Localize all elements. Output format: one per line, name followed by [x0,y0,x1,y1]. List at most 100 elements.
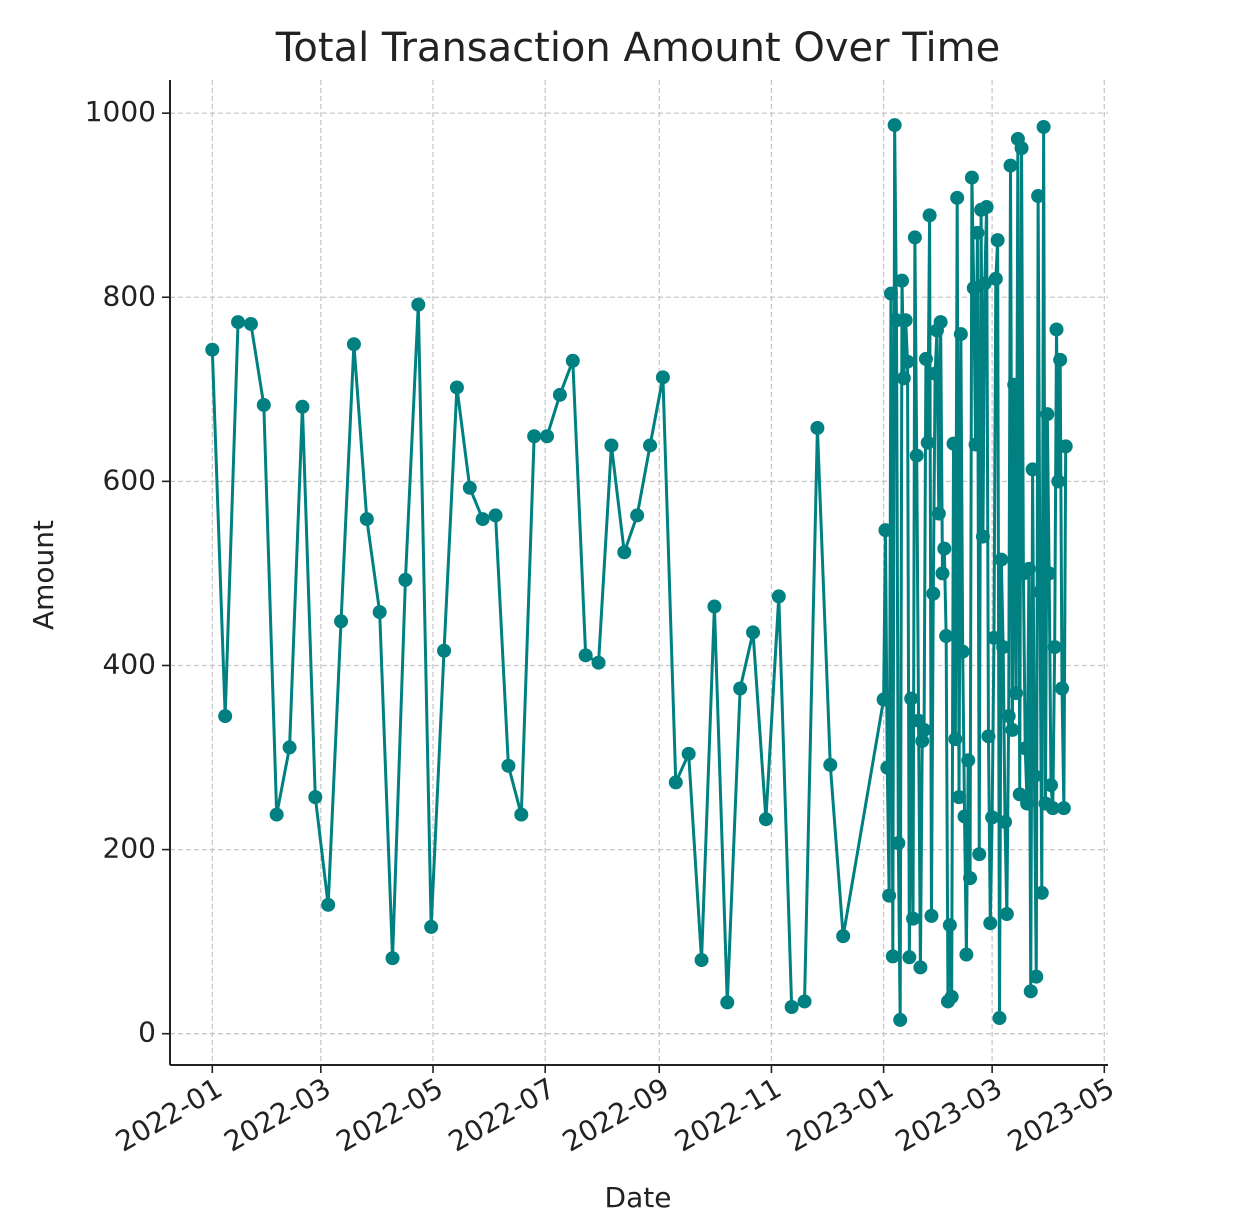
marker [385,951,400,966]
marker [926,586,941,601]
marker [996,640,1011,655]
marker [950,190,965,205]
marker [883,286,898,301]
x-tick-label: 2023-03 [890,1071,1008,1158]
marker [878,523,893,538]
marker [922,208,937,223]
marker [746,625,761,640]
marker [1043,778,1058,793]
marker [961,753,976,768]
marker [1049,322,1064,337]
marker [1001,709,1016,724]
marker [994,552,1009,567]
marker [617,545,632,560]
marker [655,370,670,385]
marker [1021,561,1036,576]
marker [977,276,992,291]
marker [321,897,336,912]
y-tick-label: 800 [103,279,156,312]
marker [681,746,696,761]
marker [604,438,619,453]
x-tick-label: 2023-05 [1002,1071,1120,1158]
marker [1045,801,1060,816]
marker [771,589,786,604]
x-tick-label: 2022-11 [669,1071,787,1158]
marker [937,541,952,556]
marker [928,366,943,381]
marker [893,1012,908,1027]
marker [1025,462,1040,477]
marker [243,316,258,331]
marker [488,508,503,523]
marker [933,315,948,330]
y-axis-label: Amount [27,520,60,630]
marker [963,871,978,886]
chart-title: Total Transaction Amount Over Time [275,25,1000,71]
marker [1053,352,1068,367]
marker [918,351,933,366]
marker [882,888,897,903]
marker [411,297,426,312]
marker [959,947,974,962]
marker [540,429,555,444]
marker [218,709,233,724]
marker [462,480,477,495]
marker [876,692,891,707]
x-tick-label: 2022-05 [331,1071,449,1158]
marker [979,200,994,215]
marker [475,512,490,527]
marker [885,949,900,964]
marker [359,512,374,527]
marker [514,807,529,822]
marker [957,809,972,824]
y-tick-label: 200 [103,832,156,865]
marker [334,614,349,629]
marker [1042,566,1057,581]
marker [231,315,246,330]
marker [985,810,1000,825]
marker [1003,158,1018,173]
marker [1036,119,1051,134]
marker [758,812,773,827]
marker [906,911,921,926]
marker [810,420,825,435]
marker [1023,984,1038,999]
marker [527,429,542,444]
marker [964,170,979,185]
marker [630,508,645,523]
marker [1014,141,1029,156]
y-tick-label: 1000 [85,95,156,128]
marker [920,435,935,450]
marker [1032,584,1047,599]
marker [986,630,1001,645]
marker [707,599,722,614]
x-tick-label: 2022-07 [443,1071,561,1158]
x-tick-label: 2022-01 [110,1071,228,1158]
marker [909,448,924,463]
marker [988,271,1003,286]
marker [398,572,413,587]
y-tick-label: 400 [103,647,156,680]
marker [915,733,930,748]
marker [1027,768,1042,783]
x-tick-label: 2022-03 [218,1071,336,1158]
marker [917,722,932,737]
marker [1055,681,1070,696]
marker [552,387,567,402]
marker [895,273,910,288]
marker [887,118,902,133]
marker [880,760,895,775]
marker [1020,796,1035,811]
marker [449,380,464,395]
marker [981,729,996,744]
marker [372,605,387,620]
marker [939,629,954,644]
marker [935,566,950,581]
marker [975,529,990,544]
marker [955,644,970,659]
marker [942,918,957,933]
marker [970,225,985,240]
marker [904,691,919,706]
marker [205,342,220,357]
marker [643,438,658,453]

● Direction: Extract all of the material above word for word, leaving out any pictures.

● The response:
Localize all elements. Output format: one per line, name followed by [x0,y0,x1,y1]. List at most 100 elements.
marker [385,951,400,966]
marker [926,586,941,601]
marker [996,640,1011,655]
marker [950,190,965,205]
marker [883,286,898,301]
x-tick-label: 2023-03 [890,1071,1008,1158]
marker [878,523,893,538]
marker [922,208,937,223]
marker [746,625,761,640]
marker [1043,778,1058,793]
marker [961,753,976,768]
marker [1049,322,1064,337]
marker [1001,709,1016,724]
marker [994,552,1009,567]
marker [617,545,632,560]
marker [655,370,670,385]
marker [1021,561,1036,576]
marker [977,276,992,291]
marker [321,897,336,912]
y-tick-label: 800 [103,279,156,312]
marker [681,746,696,761]
marker [604,438,619,453]
x-tick-label: 2023-05 [1002,1071,1120,1158]
marker [1045,801,1060,816]
marker [771,589,786,604]
x-tick-label: 2022-11 [669,1071,787,1158]
marker [937,541,952,556]
marker [928,366,943,381]
marker [893,1012,908,1027]
marker [1025,462,1040,477]
marker [243,316,258,331]
marker [488,508,503,523]
marker [933,315,948,330]
y-axis-label: Amount [27,520,60,630]
marker [963,871,978,886]
chart-title: Total Transaction Amount Over Time [275,25,1000,71]
marker [1053,352,1068,367]
marker [918,351,933,366]
marker [882,888,897,903]
marker [411,297,426,312]
marker [959,947,974,962]
marker [540,429,555,444]
marker [218,709,233,724]
marker [462,480,477,495]
marker [876,692,891,707]
x-tick-label: 2022-05 [331,1071,449,1158]
marker [979,200,994,215]
marker [475,512,490,527]
marker [885,949,900,964]
marker [359,512,374,527]
marker [514,807,529,822]
marker [957,809,972,824]
y-tick-label: 200 [103,832,156,865]
marker [334,614,349,629]
marker [1042,566,1057,581]
marker [231,315,246,330]
marker [985,810,1000,825]
marker [1003,158,1018,173]
marker [1036,119,1051,134]
marker [758,812,773,827]
marker [906,911,921,926]
marker [810,420,825,435]
marker [1023,984,1038,999]
marker [527,429,542,444]
marker [964,170,979,185]
marker [630,508,645,523]
marker [1014,141,1029,156]
y-tick-label: 1000 [85,95,156,128]
marker [920,435,935,450]
marker [1032,584,1047,599]
marker [986,630,1001,645]
marker [707,599,722,614]
x-tick-label: 2022-07 [443,1071,561,1158]
x-tick-label: 2022-01 [110,1071,228,1158]
marker [909,448,924,463]
marker [988,271,1003,286]
marker [398,572,413,587]
y-tick-label: 400 [103,647,156,680]
marker [915,733,930,748]
marker [1027,768,1042,783]
x-tick-label: 2022-03 [218,1071,336,1158]
marker [917,722,932,737]
marker [1055,681,1070,696]
marker [552,387,567,402]
marker [895,273,910,288]
marker [887,118,902,133]
marker [880,760,895,775]
marker [1020,796,1035,811]
marker [449,380,464,395]
marker [981,729,996,744]
marker [372,605,387,620]
marker [939,629,954,644]
marker [935,566,950,581]
marker [975,529,990,544]
marker [955,644,970,659]
marker [942,918,957,933]
marker [970,225,985,240]
marker [904,691,919,706]
marker [205,342,220,357]
marker [643,438,658,453]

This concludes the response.